__Written instruction__
Print the data that follows exactly.

__Exercise inputs__
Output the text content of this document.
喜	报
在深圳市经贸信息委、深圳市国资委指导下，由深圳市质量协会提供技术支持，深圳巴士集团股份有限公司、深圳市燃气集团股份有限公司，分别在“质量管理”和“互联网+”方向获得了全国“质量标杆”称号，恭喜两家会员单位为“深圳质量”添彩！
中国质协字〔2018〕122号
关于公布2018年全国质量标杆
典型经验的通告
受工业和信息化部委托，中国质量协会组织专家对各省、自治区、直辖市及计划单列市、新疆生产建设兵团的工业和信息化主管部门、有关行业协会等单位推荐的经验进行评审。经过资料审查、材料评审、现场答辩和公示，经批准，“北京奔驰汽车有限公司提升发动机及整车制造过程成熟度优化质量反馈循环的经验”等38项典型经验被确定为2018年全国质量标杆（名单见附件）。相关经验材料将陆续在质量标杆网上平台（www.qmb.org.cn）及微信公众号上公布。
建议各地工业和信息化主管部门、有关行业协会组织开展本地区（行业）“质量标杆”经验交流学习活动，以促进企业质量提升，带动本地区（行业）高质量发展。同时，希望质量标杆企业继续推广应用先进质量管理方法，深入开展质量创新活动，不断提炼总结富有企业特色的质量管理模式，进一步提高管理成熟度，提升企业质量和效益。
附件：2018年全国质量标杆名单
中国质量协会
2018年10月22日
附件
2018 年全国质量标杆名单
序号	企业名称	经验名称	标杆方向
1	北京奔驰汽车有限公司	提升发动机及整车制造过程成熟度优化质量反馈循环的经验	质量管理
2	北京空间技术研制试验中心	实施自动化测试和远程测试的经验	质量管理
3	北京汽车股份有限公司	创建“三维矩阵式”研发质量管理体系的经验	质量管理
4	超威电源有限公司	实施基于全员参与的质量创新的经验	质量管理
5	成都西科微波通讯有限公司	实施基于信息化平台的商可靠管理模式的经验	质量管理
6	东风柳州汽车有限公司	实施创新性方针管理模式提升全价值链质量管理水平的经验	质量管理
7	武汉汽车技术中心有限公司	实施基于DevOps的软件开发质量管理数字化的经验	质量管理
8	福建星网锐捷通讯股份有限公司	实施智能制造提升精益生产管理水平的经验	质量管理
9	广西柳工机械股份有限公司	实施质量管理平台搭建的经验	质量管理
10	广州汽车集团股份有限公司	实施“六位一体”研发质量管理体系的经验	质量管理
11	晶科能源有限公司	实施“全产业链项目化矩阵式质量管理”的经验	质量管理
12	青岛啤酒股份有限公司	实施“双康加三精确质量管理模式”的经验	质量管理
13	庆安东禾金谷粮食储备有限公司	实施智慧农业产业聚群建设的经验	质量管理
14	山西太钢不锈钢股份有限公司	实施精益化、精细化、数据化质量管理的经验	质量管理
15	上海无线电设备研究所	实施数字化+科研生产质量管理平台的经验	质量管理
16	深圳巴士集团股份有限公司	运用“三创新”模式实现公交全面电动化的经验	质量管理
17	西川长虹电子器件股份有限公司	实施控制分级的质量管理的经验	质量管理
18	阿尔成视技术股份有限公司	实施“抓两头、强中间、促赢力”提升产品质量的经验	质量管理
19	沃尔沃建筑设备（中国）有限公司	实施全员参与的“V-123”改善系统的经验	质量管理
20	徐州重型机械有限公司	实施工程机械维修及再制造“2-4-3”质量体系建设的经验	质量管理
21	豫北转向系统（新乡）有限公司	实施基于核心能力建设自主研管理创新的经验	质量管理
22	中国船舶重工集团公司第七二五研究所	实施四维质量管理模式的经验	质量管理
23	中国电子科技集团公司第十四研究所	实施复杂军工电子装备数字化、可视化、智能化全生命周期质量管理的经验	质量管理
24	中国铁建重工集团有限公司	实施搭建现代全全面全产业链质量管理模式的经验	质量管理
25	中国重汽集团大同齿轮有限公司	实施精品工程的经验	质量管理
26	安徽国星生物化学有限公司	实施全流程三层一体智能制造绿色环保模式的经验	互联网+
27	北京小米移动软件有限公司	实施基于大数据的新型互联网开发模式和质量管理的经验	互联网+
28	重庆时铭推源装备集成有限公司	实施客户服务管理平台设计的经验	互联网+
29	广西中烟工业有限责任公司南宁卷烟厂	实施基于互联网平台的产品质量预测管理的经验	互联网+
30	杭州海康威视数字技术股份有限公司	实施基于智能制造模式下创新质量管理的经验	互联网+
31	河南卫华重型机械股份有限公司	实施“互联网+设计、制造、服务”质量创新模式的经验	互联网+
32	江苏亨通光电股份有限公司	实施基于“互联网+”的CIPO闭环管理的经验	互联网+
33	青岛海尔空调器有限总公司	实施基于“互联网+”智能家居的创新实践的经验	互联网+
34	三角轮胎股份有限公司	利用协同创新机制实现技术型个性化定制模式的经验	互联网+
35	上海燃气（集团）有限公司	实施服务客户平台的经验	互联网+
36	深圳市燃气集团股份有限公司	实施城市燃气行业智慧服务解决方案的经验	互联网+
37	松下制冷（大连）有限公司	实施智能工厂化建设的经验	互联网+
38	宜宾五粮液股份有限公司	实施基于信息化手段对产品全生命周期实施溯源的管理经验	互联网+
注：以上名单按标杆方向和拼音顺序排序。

__Written answer__
Output the text content of this document.
喜	报
在深圳市经贸信息委、深圳市国资委指导下，由深圳市质量协会提供技术支持，深圳巴士集团股份有限公司、深圳市燃气集团股份有限公司，分别在“质量管理”和“互联网+”方向获得了全国“质量标杆”称号，恭喜两家会员单位为“深圳质量”添彩！
中国质协字〔2018〕122号
关于公布2018年全国质量标杆
典型经验的通告
受工业和信息化部委托，中国质量协会组织专家对各省、自治区、直辖市及计划单列市、新疆生产建设兵团的工业和信息化主管部门、有关行业协会等单位推荐的经验进行评审。经过资料审查、材料评审、现场答辩和公示，经批准，“北京奔驰汽车有限公司提升发动机及整车制造过程成熟度优化质量反馈循环的经验”等38项典型经验被确定为2018年全国质量标杆（名单见附件）。相关经验材料将陆续在质量标杆网上平台（www.qmb.org.cn）及微信公众号上公布。
建议各地工业和信息化主管部门、有关行业协会组织开展本地区（行业）“质量标杆”经验交流学习活动，以促进企业质量提升，带动本地区（行业）高质量发展。同时，希望质量标杆企业继续推广应用先进质量管理方法，深入开展质量创新活动，不断提炼总结富有企业特色的质量管理模式，进一步提高管理成熟度，提升企业质量和效益。
附件：2018年全国质量标杆名单
中国质量协会
2018年10月22日
附件
2018 年全国质量标杆名单
序号	企业名称	经验名称	标杆方向
1	北京奔驰汽车有限公司	提升发动机及整车制造过程成熟度优化质量反馈循环的经验	质量管理
2	北京空间技术研制试验中心	实施自动化测试和远程测试的经验	质量管理
3	北京汽车股份有限公司	创建“三维矩阵式”研发质量管理体系的经验	质量管理
4	超威电源有限公司	实施基于全员参与的质量创新的经验	质量管理
5	成都西科微波通讯有限公司	实施基于信息化平台的商可靠管理模式的经验	质量管理
6	东风柳州汽车有限公司	实施创新性方针管理模式提升全价值链质量管理水平的经验	质量管理
7	武汉汽车技术中心有限公司	实施基于DevOps的软件开发质量管理数字化的经验	质量管理
8	福建星网锐捷通讯股份有限公司	实施智能制造提升精益生产管理水平的经验	质量管理
9	广西柳工机械股份有限公司	实施质量管理平台搭建的经验	质量管理
10	广州汽车集团股份有限公司	实施“六位一体”研发质量管理体系的经验	质量管理
11	晶科能源有限公司	实施“全产业链项目化矩阵式质量管理”的经验	质量管理
12	青岛啤酒股份有限公司	实施“双康加三精确质量管理模式”的经验	质量管理
13	庆安东禾金谷粮食储备有限公司	实施智慧农业产业聚群建设的经验	质量管理
14	山西太钢不锈钢股份有限公司	实施精益化、精细化、数据化质量管理的经验	质量管理
15	上海无线电设备研究所	实施数字化+科研生产质量管理平台的经验	质量管理
16	深圳巴士集团股份有限公司	运用“三创新”模式实现公交全面电动化的经验	质量管理
17	西川长虹电子器件股份有限公司	实施控制分级的质量管理的经验	质量管理
18	阿尔成视技术股份有限公司	实施“抓两头、强中间、促赢力”提升产品质量的经验	质量管理
19	沃尔沃建筑设备（中国）有限公司	实施全员参与的“V-123”改善系统的经验	质量管理
20	徐州重型机械有限公司	实施工程机械维修及再制造“2-4-3”质量体系建设的经验	质量管理
21	豫北转向系统（新乡）有限公司	实施基于核心能力建设自主研管理创新的经验	质量管理
22	中国船舶重工集团公司第七二五研究所	实施四维质量管理模式的经验	质量管理
23	中国电子科技集团公司第十四研究所	实施复杂军工电子装备数字化、可视化、智能化全生命周期质量管理的经验	质量管理
24	中国铁建重工集团有限公司	实施搭建现代全全面全产业链质量管理模式的经验	质量管理
25	中国重汽集团大同齿轮有限公司	实施精品工程的经验	质量管理
26	安徽国星生物化学有限公司	实施全流程三层一体智能制造绿色环保模式的经验	互联网+
27	北京小米移动软件有限公司	实施基于大数据的新型互联网开发模式和质量管理的经验	互联网+
28	重庆时铭推源装备集成有限公司	实施客户服务管理平台设计的经验	互联网+
29	广西中烟工业有限责任公司南宁卷烟厂	实施基于互联网平台的产品质量预测管理的经验	互联网+
30	杭州海康威视数字技术股份有限公司	实施基于智能制造模式下创新质量管理的经验	互联网+
31	河南卫华重型机械股份有限公司	实施“互联网+设计、制造、服务”质量创新模式的经验	互联网+
32	江苏亨通光电股份有限公司	实施基于“互联网+”的CIPO闭环管理的经验	互联网+
33	青岛海尔空调器有限总公司	实施基于“互联网+”智能家居的创新实践的经验	互联网+
34	三角轮胎股份有限公司	利用协同创新机制实现技术型个性化定制模式的经验	互联网+
35	上海燃气（集团）有限公司	实施服务客户平台的经验	互联网+
36	深圳市燃气集团股份有限公司	实施城市燃气行业智慧服务解决方案的经验	互联网+
37	松下制冷（大连）有限公司	实施智能工厂化建设的经验	互联网+
38	宜宾五粮液股份有限公司	实施基于信息化手段对产品全生命周期实施溯源的管理经验	互联网+
注：以上名单按标杆方向和拼音顺序排序。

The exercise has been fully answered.